Start of Listing

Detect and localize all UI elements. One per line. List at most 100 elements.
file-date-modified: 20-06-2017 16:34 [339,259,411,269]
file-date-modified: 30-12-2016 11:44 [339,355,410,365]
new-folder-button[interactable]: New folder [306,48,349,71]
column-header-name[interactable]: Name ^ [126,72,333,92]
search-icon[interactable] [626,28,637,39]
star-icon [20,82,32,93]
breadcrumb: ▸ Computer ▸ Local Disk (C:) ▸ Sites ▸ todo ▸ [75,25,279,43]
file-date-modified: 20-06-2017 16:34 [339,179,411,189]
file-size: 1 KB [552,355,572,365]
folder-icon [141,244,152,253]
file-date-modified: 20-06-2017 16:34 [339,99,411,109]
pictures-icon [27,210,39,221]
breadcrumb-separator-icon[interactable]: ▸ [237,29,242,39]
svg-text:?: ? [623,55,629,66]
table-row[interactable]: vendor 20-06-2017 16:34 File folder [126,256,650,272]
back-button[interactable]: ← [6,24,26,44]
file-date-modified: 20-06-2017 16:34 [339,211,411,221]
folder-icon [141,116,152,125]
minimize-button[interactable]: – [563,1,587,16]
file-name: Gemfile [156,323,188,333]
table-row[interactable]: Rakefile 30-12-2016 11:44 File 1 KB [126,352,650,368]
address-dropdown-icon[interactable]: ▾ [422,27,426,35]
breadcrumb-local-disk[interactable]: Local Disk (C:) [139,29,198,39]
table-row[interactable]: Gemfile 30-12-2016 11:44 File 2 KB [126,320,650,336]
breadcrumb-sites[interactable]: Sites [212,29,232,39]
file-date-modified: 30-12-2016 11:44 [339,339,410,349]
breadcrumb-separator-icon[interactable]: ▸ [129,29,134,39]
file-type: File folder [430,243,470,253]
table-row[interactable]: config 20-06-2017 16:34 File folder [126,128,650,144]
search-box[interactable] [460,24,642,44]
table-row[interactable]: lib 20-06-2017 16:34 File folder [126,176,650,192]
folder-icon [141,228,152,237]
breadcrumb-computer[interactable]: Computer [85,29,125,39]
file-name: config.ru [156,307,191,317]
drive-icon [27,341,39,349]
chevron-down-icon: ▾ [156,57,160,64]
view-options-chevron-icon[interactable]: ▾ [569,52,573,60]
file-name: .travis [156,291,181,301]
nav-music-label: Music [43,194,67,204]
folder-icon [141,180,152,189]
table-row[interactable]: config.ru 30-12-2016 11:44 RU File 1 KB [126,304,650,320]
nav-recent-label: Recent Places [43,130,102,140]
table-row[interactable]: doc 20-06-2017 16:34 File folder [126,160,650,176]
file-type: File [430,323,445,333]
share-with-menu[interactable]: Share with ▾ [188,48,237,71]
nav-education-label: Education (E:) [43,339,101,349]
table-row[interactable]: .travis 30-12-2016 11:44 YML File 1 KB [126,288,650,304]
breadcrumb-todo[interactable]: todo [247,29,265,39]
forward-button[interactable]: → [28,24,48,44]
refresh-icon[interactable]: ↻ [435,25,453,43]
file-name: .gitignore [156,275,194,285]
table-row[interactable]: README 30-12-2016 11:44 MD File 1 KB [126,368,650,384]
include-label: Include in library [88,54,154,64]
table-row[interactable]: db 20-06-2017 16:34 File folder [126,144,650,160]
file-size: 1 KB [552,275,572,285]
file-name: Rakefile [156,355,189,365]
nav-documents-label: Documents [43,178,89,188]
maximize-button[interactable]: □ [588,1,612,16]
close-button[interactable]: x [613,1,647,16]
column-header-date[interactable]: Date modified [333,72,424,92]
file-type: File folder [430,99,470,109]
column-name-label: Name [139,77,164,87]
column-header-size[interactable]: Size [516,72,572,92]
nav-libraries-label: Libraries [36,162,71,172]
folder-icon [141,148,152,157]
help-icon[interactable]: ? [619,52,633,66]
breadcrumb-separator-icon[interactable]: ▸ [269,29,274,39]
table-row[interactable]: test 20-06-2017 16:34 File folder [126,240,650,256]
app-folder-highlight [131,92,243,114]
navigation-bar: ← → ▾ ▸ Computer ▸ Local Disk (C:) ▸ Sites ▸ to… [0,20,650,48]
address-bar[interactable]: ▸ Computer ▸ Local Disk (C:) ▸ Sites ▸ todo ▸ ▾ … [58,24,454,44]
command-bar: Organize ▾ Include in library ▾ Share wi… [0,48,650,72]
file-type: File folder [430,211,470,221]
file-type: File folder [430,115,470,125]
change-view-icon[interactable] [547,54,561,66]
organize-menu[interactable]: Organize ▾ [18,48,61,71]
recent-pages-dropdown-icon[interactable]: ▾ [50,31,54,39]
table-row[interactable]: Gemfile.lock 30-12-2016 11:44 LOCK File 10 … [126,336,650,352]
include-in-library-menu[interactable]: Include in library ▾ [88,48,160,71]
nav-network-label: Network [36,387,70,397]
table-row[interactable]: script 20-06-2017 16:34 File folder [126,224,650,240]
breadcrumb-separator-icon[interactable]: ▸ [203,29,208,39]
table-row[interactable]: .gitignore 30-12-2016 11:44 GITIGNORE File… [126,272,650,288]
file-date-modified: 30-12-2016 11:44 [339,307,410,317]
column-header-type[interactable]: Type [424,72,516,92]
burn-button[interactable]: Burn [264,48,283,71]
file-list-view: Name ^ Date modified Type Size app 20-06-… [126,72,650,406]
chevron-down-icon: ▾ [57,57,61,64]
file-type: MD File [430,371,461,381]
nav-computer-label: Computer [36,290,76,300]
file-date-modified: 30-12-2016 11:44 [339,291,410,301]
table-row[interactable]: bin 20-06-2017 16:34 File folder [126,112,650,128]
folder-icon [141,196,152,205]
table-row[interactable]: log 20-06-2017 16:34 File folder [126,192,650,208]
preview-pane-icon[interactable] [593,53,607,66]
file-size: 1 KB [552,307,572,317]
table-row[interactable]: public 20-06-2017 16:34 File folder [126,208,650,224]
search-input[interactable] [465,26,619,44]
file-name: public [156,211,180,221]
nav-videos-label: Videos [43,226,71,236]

End of Listing

**Task goal**
Reproduce the items without any change, beginning at the first line and stopping after the line that contains "file-name: Gemfile [156,323,188,333]", with both of these lines included.

**Answer to the exercise**
Detect and localize all UI elements. One per line. List at most 100 elements.
file-date-modified: 20-06-2017 16:34 [339,259,411,269]
file-date-modified: 30-12-2016 11:44 [339,355,410,365]
new-folder-button[interactable]: New folder [306,48,349,71]
column-header-name[interactable]: Name ^ [126,72,333,92]
search-icon[interactable] [626,28,637,39]
star-icon [20,82,32,93]
breadcrumb: ▸ Computer ▸ Local Disk (C:) ▸ Sites ▸ todo ▸ [75,25,279,43]
file-date-modified: 20-06-2017 16:34 [339,179,411,189]
file-size: 1 KB [552,355,572,365]
folder-icon [141,244,152,253]
file-date-modified: 20-06-2017 16:34 [339,99,411,109]
pictures-icon [27,210,39,221]
breadcrumb-separator-icon[interactable]: ▸ [237,29,242,39]
svg-text:?: ? [623,55,629,66]
table-row[interactable]: vendor 20-06-2017 16:34 File folder [126,256,650,272]
back-button[interactable]: ← [6,24,26,44]
file-date-modified: 20-06-2017 16:34 [339,211,411,221]
folder-icon [141,116,152,125]
minimize-button[interactable]: – [563,1,587,16]
file-name: Gemfile [156,323,188,333]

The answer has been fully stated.